SUPPLIED DATA
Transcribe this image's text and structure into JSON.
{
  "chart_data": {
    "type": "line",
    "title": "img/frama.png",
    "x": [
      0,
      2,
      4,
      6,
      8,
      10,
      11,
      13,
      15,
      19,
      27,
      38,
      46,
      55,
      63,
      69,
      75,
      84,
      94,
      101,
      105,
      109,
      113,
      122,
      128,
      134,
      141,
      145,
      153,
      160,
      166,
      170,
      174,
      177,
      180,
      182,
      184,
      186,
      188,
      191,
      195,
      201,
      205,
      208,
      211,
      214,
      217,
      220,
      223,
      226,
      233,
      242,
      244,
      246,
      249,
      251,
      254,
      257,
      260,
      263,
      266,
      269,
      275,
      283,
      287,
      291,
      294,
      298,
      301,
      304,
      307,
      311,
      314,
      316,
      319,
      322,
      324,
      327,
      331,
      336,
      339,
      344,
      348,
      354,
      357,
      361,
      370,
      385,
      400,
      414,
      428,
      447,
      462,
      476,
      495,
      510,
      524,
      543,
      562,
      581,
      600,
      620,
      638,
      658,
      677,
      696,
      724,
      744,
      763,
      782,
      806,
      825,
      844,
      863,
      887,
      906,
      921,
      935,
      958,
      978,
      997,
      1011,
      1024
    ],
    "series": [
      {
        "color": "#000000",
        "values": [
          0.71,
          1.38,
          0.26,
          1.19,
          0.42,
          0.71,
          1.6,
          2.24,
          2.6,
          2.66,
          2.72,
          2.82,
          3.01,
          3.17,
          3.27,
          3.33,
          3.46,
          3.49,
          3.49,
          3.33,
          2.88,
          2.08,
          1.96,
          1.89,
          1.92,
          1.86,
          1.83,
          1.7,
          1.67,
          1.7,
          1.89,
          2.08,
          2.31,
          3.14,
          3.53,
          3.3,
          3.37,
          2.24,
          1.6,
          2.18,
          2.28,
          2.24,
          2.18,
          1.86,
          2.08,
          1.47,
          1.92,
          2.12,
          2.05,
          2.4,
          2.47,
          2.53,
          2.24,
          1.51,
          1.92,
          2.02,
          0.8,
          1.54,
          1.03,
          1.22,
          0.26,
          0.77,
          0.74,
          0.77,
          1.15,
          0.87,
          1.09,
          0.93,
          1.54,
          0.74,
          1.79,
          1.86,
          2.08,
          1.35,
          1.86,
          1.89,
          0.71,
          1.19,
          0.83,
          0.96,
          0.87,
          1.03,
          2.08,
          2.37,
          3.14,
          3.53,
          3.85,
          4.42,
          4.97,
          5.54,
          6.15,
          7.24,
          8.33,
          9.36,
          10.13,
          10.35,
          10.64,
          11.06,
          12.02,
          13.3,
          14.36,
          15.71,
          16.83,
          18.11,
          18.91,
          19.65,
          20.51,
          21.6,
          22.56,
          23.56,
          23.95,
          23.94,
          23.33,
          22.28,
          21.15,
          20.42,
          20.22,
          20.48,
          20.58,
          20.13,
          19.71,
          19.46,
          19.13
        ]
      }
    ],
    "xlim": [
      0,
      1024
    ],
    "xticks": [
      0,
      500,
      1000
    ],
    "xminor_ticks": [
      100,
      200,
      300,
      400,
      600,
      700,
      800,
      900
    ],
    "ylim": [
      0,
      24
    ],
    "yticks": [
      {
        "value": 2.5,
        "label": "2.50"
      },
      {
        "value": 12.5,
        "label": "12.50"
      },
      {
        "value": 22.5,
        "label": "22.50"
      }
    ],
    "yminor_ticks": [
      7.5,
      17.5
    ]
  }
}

BRIEF
Extract the full listing and reproduce each line exactly.

RESULT FOR THIS EXERCISE
Transcribe this image's text and structure into JSON.
{
  "chart_data": {
    "type": "line",
    "title": "img/frama.png",
    "x": [
      0,
      2,
      4,
      6,
      8,
      10,
      11,
      13,
      15,
      19,
      27,
      38,
      46,
      55,
      63,
      69,
      75,
      84,
      94,
      101,
      105,
      109,
      113,
      122,
      128,
      134,
      141,
      145,
      153,
      160,
      166,
      170,
      174,
      177,
      180,
      182,
      184,
      186,
      188,
      191,
      195,
      201,
      205,
      208,
      211,
      214,
      217,
      220,
      223,
      226,
      233,
      242,
      244,
      246,
      249,
      251,
      254,
      257,
      260,
      263,
      266,
      269,
      275,
      283,
      287,
      291,
      294,
      298,
      301,
      304,
      307,
      311,
      314,
      316,
      319,
      322,
      324,
      327,
      331,
      336,
      339,
      344,
      348,
      354,
      357,
      361,
      370,
      385,
      400,
      414,
      428,
      447,
      462,
      476,
      495,
      510,
      524,
      543,
      562,
      581,
      600,
      620,
      638,
      658,
      677,
      696,
      724,
      744,
      763,
      782,
      806,
      825,
      844,
      863,
      887,
      906,
      921,
      935,
      958,
      978,
      997,
      1011,
      1024
    ],
    "series": [
      {
        "color": "#000000",
        "values": [
          0.71,
          1.38,
          0.26,
          1.19,
          0.42,
          0.71,
          1.6,
          2.24,
          2.6,
          2.66,
          2.72,
          2.82,
          3.01,
          3.17,
          3.27,
          3.33,
          3.46,
          3.49,
          3.49,
          3.33,
          2.88,
          2.08,
          1.96,
          1.89,
          1.92,
          1.86,
          1.83,
          1.7,
          1.67,
          1.7,
          1.89,
          2.08,
          2.31,
          3.14,
          3.53,
          3.3,
          3.37,
          2.24,
          1.6,
          2.18,
          2.28,
          2.24,
          2.18,
          1.86,
          2.08,
          1.47,
          1.92,
          2.12,
          2.05,
          2.4,
          2.47,
          2.53,
          2.24,
          1.51,
          1.92,
          2.02,
          0.8,
          1.54,
          1.03,
          1.22,
          0.26,
          0.77,
          0.74,
          0.77,
          1.15,
          0.87,
          1.09,
          0.93,
          1.54,
          0.74,
          1.79,
          1.86,
          2.08,
          1.35,
          1.86,
          1.89,
          0.71,
          1.19,
          0.83,
          0.96,
          0.87,
          1.03,
          2.08,
          2.37,
          3.14,
          3.53,
          3.85,
          4.42,
          4.97,
          5.54,
          6.15,
          7.24,
          8.33,
          9.36,
          10.13,
          10.35,
          10.64,
          11.06,
          12.02,
          13.3,
          14.36,
          15.71,
          16.83,
          18.11,
          18.91,
          19.65,
          20.51,
          21.6,
          22.56,
          23.56,
          23.95,
          23.94,
          23.33,
          22.28,
          21.15,
          20.42,
          20.22,
          20.48,
          20.58,
          20.13,
          19.71,
          19.46,
          19.13
        ]
      }
    ],
    "xlim": [
      0,
      1024
    ],
    "xticks": [
      0,
      500,
      1000
    ],
    "xminor_ticks": [
      100,
      200,
      300,
      400,
      600,
      700,
      800,
      900
    ],
    "ylim": [
      0,
      24
    ],
    "yticks": [
      {
        "value": 2.5,
        "label": "2.50"
      },
      {
        "value": 12.5,
        "label": "12.50"
      },
      {
        "value": 22.5,
        "label": "22.50"
      }
    ],
    "yminor_ticks": [
      7.5,
      17.5
    ]
  }
}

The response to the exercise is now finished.